---- Dataset
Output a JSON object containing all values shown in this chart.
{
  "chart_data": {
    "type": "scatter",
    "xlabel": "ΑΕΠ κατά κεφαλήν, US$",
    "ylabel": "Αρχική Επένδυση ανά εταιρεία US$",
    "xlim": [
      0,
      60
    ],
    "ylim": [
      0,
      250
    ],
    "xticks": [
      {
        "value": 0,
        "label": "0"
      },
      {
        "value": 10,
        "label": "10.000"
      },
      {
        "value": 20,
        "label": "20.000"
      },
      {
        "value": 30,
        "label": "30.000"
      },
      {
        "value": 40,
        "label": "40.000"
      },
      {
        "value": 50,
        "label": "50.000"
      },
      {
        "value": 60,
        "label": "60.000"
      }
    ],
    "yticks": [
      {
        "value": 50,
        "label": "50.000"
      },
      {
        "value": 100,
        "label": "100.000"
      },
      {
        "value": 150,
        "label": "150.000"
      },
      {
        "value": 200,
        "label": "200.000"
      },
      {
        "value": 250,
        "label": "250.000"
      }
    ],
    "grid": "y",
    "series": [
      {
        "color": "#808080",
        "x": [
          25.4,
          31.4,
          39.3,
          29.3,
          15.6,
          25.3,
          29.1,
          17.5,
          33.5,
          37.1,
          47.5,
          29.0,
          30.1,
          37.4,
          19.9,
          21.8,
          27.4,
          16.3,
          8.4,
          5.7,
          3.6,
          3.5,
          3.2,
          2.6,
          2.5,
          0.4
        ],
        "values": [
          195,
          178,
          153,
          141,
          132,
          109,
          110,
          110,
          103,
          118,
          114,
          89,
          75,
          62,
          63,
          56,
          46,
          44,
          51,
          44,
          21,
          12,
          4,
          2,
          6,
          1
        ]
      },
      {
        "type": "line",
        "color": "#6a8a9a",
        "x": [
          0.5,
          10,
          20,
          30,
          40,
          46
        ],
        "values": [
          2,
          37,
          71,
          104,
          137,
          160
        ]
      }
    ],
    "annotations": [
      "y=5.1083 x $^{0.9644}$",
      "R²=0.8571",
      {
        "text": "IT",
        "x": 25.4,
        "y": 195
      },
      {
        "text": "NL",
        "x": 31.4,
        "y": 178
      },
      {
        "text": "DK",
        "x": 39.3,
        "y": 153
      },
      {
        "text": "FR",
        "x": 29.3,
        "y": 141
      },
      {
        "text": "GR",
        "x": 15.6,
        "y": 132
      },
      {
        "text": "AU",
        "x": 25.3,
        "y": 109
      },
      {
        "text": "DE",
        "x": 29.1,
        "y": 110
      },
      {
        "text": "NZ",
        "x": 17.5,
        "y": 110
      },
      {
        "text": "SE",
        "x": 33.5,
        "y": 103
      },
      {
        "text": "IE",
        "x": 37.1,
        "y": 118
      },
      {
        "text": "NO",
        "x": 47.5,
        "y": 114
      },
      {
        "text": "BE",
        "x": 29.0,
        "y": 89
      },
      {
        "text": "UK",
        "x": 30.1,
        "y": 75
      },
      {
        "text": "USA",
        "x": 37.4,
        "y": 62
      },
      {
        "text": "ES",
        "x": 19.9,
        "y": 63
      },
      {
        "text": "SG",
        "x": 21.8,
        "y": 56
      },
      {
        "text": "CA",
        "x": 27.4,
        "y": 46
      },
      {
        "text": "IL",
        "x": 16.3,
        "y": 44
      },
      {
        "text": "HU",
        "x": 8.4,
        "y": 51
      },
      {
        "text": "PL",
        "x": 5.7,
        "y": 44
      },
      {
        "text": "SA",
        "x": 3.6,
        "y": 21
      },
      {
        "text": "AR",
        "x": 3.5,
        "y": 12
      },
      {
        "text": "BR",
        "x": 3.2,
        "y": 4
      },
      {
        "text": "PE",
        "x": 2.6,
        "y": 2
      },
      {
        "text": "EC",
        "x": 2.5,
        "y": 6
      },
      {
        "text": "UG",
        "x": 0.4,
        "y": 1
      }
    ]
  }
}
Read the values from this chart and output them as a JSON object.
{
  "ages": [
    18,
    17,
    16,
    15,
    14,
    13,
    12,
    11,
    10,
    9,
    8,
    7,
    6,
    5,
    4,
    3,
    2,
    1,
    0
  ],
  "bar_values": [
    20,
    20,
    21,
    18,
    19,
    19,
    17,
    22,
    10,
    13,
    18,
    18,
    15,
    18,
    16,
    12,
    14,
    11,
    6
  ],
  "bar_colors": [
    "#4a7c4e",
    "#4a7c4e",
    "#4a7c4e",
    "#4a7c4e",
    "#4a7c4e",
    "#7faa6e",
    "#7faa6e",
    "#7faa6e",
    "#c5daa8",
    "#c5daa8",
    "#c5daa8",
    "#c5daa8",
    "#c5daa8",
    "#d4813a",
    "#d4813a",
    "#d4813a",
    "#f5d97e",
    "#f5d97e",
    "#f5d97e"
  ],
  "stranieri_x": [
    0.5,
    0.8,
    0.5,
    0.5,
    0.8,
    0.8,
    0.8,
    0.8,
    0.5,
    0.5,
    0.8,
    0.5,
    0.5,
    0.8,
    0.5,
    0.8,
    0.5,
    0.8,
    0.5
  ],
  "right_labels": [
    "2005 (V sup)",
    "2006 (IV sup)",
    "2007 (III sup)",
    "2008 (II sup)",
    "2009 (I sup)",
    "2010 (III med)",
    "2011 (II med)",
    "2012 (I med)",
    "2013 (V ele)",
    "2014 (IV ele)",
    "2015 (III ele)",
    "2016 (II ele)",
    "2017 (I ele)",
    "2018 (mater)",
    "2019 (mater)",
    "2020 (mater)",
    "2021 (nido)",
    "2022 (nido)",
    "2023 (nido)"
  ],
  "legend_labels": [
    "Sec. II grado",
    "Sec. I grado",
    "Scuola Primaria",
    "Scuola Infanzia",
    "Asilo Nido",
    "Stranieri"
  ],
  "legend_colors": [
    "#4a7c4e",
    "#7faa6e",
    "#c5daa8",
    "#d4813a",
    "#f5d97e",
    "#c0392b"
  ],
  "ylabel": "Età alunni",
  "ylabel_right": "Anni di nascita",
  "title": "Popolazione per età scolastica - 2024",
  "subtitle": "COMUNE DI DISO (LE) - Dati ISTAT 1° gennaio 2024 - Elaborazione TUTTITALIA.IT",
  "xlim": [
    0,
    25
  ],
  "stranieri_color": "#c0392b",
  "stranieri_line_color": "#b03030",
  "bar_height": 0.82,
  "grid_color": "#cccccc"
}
--------
Word for word, write out the data.

Output a JSON object containing all values shown in this chart.
{
  "chart_data": {
    "type": "scatter",
    "xlabel": "ΑΕΠ κατά κεφαλήν, US$",
    "ylabel": "Αρχική Επένδυση ανά εταιρεία US$",
    "xlim": [
      0,
      60
    ],
    "ylim": [
      0,
      250
    ],
    "xticks": [
      {
        "value": 0,
        "label": "0"
      },
      {
        "value": 10,
        "label": "10.000"
      },
      {
        "value": 20,
        "label": "20.000"
      },
      {
        "value": 30,
        "label": "30.000"
      },
      {
        "value": 40,
        "label": "40.000"
      },
      {
        "value": 50,
        "label": "50.000"
      },
      {
        "value": 60,
        "label": "60.000"
      }
    ],
    "yticks": [
      {
        "value": 50,
        "label": "50.000"
      },
      {
        "value": 100,
        "label": "100.000"
      },
      {
        "value": 150,
        "label": "150.000"
      },
      {
        "value": 200,
        "label": "200.000"
      },
      {
        "value": 250,
        "label": "250.000"
      }
    ],
    "grid": "y",
    "series": [
      {
        "color": "#808080",
        "x": [
          25.4,
          31.4,
          39.3,
          29.3,
          15.6,
          25.3,
          29.1,
          17.5,
          33.5,
          37.1,
          47.5,
          29.0,
          30.1,
          37.4,
          19.9,
          21.8,
          27.4,
          16.3,
          8.4,
          5.7,
          3.6,
          3.5,
          3.2,
          2.6,
          2.5,
          0.4
        ],
        "values": [
          195,
          178,
          153,
          141,
          132,
          109,
          110,
          110,
          103,
          118,
          114,
          89,
          75,
          62,
          63,
          56,
          46,
          44,
          51,
          44,
          21,
          12,
          4,
          2,
          6,
          1
        ]
      },
      {
        "type": "line",
        "color": "#6a8a9a",
        "x": [
          0.5,
          10,
          20,
          30,
          40,
          46
        ],
        "values": [
          2,
          37,
          71,
          104,
          137,
          160
        ]
      }
    ],
    "annotations": [
      "y=5.1083 x $^{0.9644}$",
      "R²=0.8571",
      {
        "text": "IT",
        "x": 25.4,
        "y": 195
      },
      {
        "text": "NL",
        "x": 31.4,
        "y": 178
      },
      {
        "text": "DK",
        "x": 39.3,
        "y": 153
      },
      {
        "text": "FR",
        "x": 29.3,
        "y": 141
      },
      {
        "text": "GR",
        "x": 15.6,
        "y": 132
      },
      {
        "text": "AU",
        "x": 25.3,
        "y": 109
      },
      {
        "text": "DE",
        "x": 29.1,
        "y": 110
      },
      {
        "text": "NZ",
        "x": 17.5,
        "y": 110
      },
      {
        "text": "SE",
        "x": 33.5,
        "y": 103
      },
      {
        "text": "IE",
        "x": 37.1,
        "y": 118
      },
      {
        "text": "NO",
        "x": 47.5,
        "y": 114
      },
      {
        "text": "BE",
        "x": 29.0,
        "y": 89
      },
      {
        "text": "UK",
        "x": 30.1,
        "y": 75
      },
      {
        "text": "USA",
        "x": 37.4,
        "y": 62
      },
      {
        "text": "ES",
        "x": 19.9,
        "y": 63
      },
      {
        "text": "SG",
        "x": 21.8,
        "y": 56
      },
      {
        "text": "CA",
        "x": 27.4,
        "y": 46
      },
      {
        "text": "IL",
        "x": 16.3,
        "y": 44
      },
      {
        "text": "HU",
        "x": 8.4,
        "y": 51
      },
      {
        "text": "PL",
        "x": 5.7,
        "y": 44
      },
      {
        "text": "SA",
        "x": 3.6,
        "y": 21
      },
      {
        "text": "AR",
        "x": 3.5,
        "y": 12
      },
      {
        "text": "BR",
        "x": 3.2,
        "y": 4
      },
      {
        "text": "PE",
        "x": 2.6,
        "y": 2
      },
      {
        "text": "EC",
        "x": 2.5,
        "y": 6
      },
      {
        "text": "UG",
        "x": 0.4,
        "y": 1
      }
    ]
  }
}
Read the values from this chart and output them as a JSON object.
{
  "ages": [
    18,
    17,
    16,
    15,
    14,
    13,
    12,
    11,
    10,
    9,
    8,
    7,
    6,
    5,
    4,
    3,
    2,
    1,
    0
  ],
  "bar_values": [
    20,
    20,
    21,
    18,
    19,
    19,
    17,
    22,
    10,
    13,
    18,
    18,
    15,
    18,
    16,
    12,
    14,
    11,
    6
  ],
  "bar_colors": [
    "#4a7c4e",
    "#4a7c4e",
    "#4a7c4e",
    "#4a7c4e",
    "#4a7c4e",
    "#7faa6e",
    "#7faa6e",
    "#7faa6e",
    "#c5daa8",
    "#c5daa8",
    "#c5daa8",
    "#c5daa8",
    "#c5daa8",
    "#d4813a",
    "#d4813a",
    "#d4813a",
    "#f5d97e",
    "#f5d97e",
    "#f5d97e"
  ],
  "stranieri_x": [
    0.5,
    0.8,
    0.5,
    0.5,
    0.8,
    0.8,
    0.8,
    0.8,
    0.5,
    0.5,
    0.8,
    0.5,
    0.5,
    0.8,
    0.5,
    0.8,
    0.5,
    0.8,
    0.5
  ],
  "right_labels": [
    "2005 (V sup)",
    "2006 (IV sup)",
    "2007 (III sup)",
    "2008 (II sup)",
    "2009 (I sup)",
    "2010 (III med)",
    "2011 (II med)",
    "2012 (I med)",
    "2013 (V ele)",
    "2014 (IV ele)",
    "2015 (III ele)",
    "2016 (II ele)",
    "2017 (I ele)",
    "2018 (mater)",
    "2019 (mater)",
    "2020 (mater)",
    "2021 (nido)",
    "2022 (nido)",
    "2023 (nido)"
  ],
  "legend_labels": [
    "Sec. II grado",
    "Sec. I grado",
    "Scuola Primaria",
    "Scuola Infanzia",
    "Asilo Nido",
    "Stranieri"
  ],
  "legend_colors": [
    "#4a7c4e",
    "#7faa6e",
    "#c5daa8",
    "#d4813a",
    "#f5d97e",
    "#c0392b"
  ],
  "ylabel": "Età alunni",
  "ylabel_right": "Anni di nascita",
  "title": "Popolazione per età scolastica - 2024",
  "subtitle": "COMUNE DI DISO (LE) - Dati ISTAT 1° gennaio 2024 - Elaborazione TUTTITALIA.IT",
  "xlim": [
    0,
    25
  ],
  "stranieri_color": "#c0392b",
  "stranieri_line_color": "#b03030",
  "bar_height": 0.82,
  "grid_color": "#cccccc"
}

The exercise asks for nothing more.